---- Given data

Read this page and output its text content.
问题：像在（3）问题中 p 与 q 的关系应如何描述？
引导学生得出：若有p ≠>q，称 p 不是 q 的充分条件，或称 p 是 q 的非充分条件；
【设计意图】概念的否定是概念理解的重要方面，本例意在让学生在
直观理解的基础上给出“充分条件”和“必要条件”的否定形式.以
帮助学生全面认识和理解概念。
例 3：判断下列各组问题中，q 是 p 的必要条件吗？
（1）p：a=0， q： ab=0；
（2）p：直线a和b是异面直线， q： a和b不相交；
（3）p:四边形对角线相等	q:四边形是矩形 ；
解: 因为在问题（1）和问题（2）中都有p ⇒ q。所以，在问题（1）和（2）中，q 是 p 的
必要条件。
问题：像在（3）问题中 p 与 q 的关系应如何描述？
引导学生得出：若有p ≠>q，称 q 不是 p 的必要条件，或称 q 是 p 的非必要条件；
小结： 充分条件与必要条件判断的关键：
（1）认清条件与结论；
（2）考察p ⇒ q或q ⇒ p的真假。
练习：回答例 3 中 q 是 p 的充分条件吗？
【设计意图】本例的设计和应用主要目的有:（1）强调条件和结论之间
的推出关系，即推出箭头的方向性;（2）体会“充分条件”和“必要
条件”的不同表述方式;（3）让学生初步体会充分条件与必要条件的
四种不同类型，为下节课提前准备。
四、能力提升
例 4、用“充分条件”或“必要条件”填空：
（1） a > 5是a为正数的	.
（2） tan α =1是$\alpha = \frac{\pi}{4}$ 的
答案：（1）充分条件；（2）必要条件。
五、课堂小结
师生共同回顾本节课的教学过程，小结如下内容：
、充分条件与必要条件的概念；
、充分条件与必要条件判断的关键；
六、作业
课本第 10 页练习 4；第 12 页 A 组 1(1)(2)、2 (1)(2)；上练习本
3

--------

• What needs to be done: Extract each line from the entries above that contains the string "设计意图".

• Result of the task:
【设计意图】概念的否定是概念理解的重要方面，本例意在让学生在
【设计意图】本例的设计和应用主要目的有:（1）强调条件和结论之间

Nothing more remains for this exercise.